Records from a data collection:
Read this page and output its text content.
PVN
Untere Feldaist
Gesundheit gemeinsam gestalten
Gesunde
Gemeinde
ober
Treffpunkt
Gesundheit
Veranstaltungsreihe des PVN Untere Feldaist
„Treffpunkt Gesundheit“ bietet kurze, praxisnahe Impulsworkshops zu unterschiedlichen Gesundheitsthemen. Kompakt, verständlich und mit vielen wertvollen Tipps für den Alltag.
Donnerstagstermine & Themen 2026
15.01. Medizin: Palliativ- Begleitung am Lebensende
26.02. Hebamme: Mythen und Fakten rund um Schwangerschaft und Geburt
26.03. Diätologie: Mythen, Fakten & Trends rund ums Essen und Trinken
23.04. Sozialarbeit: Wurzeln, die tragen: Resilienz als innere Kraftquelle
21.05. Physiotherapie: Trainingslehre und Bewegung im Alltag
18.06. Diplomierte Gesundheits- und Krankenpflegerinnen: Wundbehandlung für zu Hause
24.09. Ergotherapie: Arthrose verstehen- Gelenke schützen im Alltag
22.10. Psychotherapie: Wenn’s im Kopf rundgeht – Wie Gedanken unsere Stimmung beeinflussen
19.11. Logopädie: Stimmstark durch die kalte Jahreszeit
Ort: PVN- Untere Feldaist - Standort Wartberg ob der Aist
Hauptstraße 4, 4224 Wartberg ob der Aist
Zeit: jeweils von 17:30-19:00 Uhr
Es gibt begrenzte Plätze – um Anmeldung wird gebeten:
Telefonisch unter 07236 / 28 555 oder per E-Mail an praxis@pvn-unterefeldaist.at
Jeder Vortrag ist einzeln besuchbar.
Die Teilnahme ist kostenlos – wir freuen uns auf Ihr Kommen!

Exercise requirements: Copy each line holding the word "Treffpunkt" from the listing above.

Finished answer:
Treffpunkt
„Treffpunkt Gesundheit“ bietet kurze, praxisnahe Impulsworkshops zu unterschiedlichen Gesundheitsthemen. Kompakt, verständlich und mit vielen wertvollen Tipps für den Alltag.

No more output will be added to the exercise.